## [Given records]
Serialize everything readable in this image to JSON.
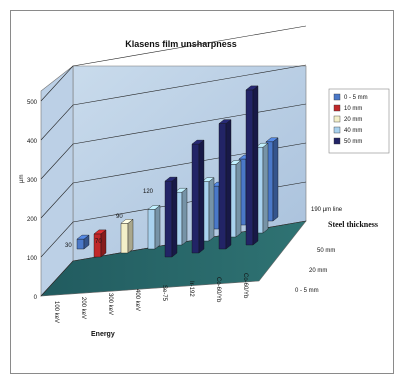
{
  "chart_data": {
    "type": "bar",
    "title": "Klasens film unsharpness",
    "xlabel": "Energy",
    "ylabel": "µm",
    "zlabel": "Steel thickness",
    "categories": [
      "100 keV",
      "200 keV",
      "300 keV",
      "400 keV",
      "Se-75",
      "Ir-192",
      "Co-60/Yb",
      "Co-60/Yb"
    ],
    "depth_labels": [
      "50 mm",
      "20 mm",
      "0 - 5 mm"
    ],
    "yticks": [
      "0",
      "100",
      "200",
      "300",
      "400",
      "500"
    ],
    "ylim": [
      0,
      500
    ],
    "annotations": [
      "30",
      "70",
      "90",
      "120",
      "190 µm line"
    ],
    "legend_position": "right",
    "series": [
      {
        "name": "0 - 5 mm",
        "color": "#4a78c8",
        "values": [
          30,
          null,
          null,
          null,
          null,
          130,
          200,
          240
        ]
      },
      {
        "name": "10 mm",
        "color": "#c0282a",
        "values": [
          null,
          70,
          null,
          null,
          null,
          null,
          null,
          null
        ]
      },
      {
        "name": "20 mm",
        "color": "#f3efc8",
        "values": [
          null,
          null,
          90,
          null,
          null,
          null,
          null,
          null
        ]
      },
      {
        "name": "40 mm",
        "color": "#a9d2ef",
        "values": [
          null,
          null,
          null,
          120,
          160,
          180,
          220,
          260
        ]
      },
      {
        "name": "50 mm",
        "color": "#222466",
        "values": [
          null,
          null,
          null,
          null,
          230,
          330,
          380,
          470
        ]
      }
    ]
  }
}
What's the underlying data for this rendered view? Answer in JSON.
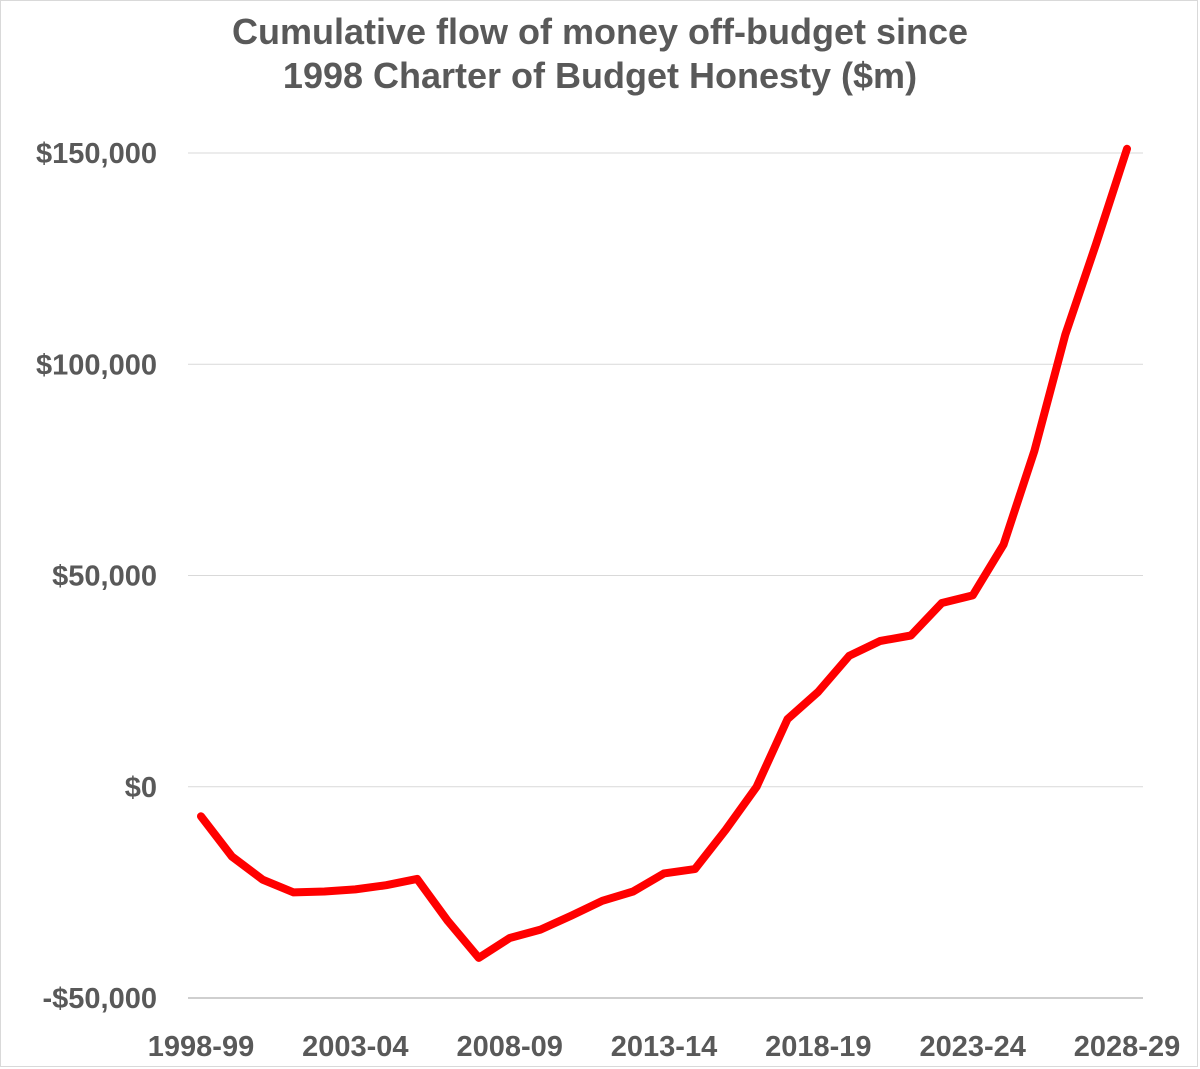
{
  "chart_data": {
    "type": "line",
    "title_lines": [
      "Cumulative flow of money off-budget since",
      "1998 Charter of Budget Honesty ($m)"
    ],
    "xlabel": "",
    "ylabel": "",
    "ylim": [
      -50000,
      150000
    ],
    "y_ticks": [
      -50000,
      0,
      50000,
      100000,
      150000
    ],
    "y_tick_labels": [
      "-$50,000",
      "$0",
      "$50,000",
      "$100,000",
      "$150,000"
    ],
    "x_tick_labels": [
      "1998-99",
      "2003-04",
      "2008-09",
      "2013-14",
      "2018-19",
      "2023-24",
      "2028-29"
    ],
    "x_tick_positions": [
      0,
      5,
      10,
      15,
      20,
      25,
      30
    ],
    "grid": true,
    "legend": "none",
    "series": [
      {
        "color": "#ff0000",
        "x": [
          "1998-99",
          "1999-00",
          "2000-01",
          "2001-02",
          "2002-03",
          "2003-04",
          "2004-05",
          "2005-06",
          "2006-07",
          "2007-08",
          "2008-09",
          "2009-10",
          "2010-11",
          "2011-12",
          "2012-13",
          "2013-14",
          "2014-15",
          "2015-16",
          "2016-17",
          "2017-18",
          "2018-19",
          "2019-20",
          "2020-21",
          "2021-22",
          "2022-23",
          "2023-24",
          "2024-25",
          "2025-26",
          "2026-27",
          "2027-28",
          "2028-29"
        ],
        "values": [
          -7000,
          -16500,
          -22000,
          -25000,
          -24800,
          -24300,
          -23300,
          -21800,
          -31800,
          -40500,
          -35800,
          -33800,
          -30500,
          -27000,
          -24800,
          -20500,
          -19500,
          -10200,
          0,
          16000,
          22500,
          31000,
          34500,
          35800,
          43500,
          45300,
          57300,
          79500,
          107000,
          128500,
          151000
        ]
      }
    ]
  }
}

## [Task description]
Reproduce the whole listing above word for word, but not its pictures.

## [Solution to this problem]
Serialize everything readable in this image to JSON.
{
  "chart_data": {
    "type": "bar",
    "title": "Klasens film unsharpness",
    "xlabel": "Energy",
    "ylabel": "µm",
    "zlabel": "Steel thickness",
    "categories": [
      "100 keV",
      "200 keV",
      "300 keV",
      "400 keV",
      "Se-75",
      "Ir-192",
      "Co-60/Yb",
      "Co-60/Yb"
    ],
    "depth_labels": [
      "50 mm",
      "20 mm",
      "0 - 5 mm"
    ],
    "yticks": [
      "0",
      "100",
      "200",
      "300",
      "400",
      "500"
    ],
    "ylim": [
      0,
      500
    ],
    "annotations": [
      "30",
      "70",
      "90",
      "120",
      "190 µm line"
    ],
    "legend_position": "right",
    "series": [
      {
        "name": "0 - 5 mm",
        "color": "#4a78c8",
        "values": [
          30,
          null,
          null,
          null,
          null,
          130,
          200,
          240
        ]
      },
      {
        "name": "10 mm",
        "color": "#c0282a",
        "values": [
          null,
          70,
          null,
          null,
          null,
          null,
          null,
          null
        ]
      },
      {
        "name": "20 mm",
        "color": "#f3efc8",
        "values": [
          null,
          null,
          90,
          null,
          null,
          null,
          null,
          null
        ]
      },
      {
        "name": "40 mm",
        "color": "#a9d2ef",
        "values": [
          null,
          null,
          null,
          120,
          160,
          180,
          220,
          260
        ]
      },
      {
        "name": "50 mm",
        "color": "#222466",
        "values": [
          null,
          null,
          null,
          null,
          230,
          330,
          380,
          470
        ]
      }
    ]
  }
}
What's the underlying data for this rendered view? Answer in JSON.
{
  "chart_data": {
    "type": "line",
    "title_lines": [
      "Cumulative flow of money off-budget since",
      "1998 Charter of Budget Honesty ($m)"
    ],
    "xlabel": "",
    "ylabel": "",
    "ylim": [
      -50000,
      150000
    ],
    "y_ticks": [
      -50000,
      0,
      50000,
      100000,
      150000
    ],
    "y_tick_labels": [
      "-$50,000",
      "$0",
      "$50,000",
      "$100,000",
      "$150,000"
    ],
    "x_tick_labels": [
      "1998-99",
      "2003-04",
      "2008-09",
      "2013-14",
      "2018-19",
      "2023-24",
      "2028-29"
    ],
    "x_tick_positions": [
      0,
      5,
      10,
      15,
      20,
      25,
      30
    ],
    "grid": true,
    "legend": "none",
    "series": [
      {
        "color": "#ff0000",
        "x": [
          "1998-99",
          "1999-00",
          "2000-01",
          "2001-02",
          "2002-03",
          "2003-04",
          "2004-05",
          "2005-06",
          "2006-07",
          "2007-08",
          "2008-09",
          "2009-10",
          "2010-11",
          "2011-12",
          "2012-13",
          "2013-14",
          "2014-15",
          "2015-16",
          "2016-17",
          "2017-18",
          "2018-19",
          "2019-20",
          "2020-21",
          "2021-22",
          "2022-23",
          "2023-24",
          "2024-25",
          "2025-26",
          "2026-27",
          "2027-28",
          "2028-29"
        ],
        "values": [
          -7000,
          -16500,
          -22000,
          -25000,
          -24800,
          -24300,
          -23300,
          -21800,
          -31800,
          -40500,
          -35800,
          -33800,
          -30500,
          -27000,
          -24800,
          -20500,
          -19500,
          -10200,
          0,
          16000,
          22500,
          31000,
          34500,
          35800,
          43500,
          45300,
          57300,
          79500,
          107000,
          128500,
          151000
        ]
      }
    ]
  }
}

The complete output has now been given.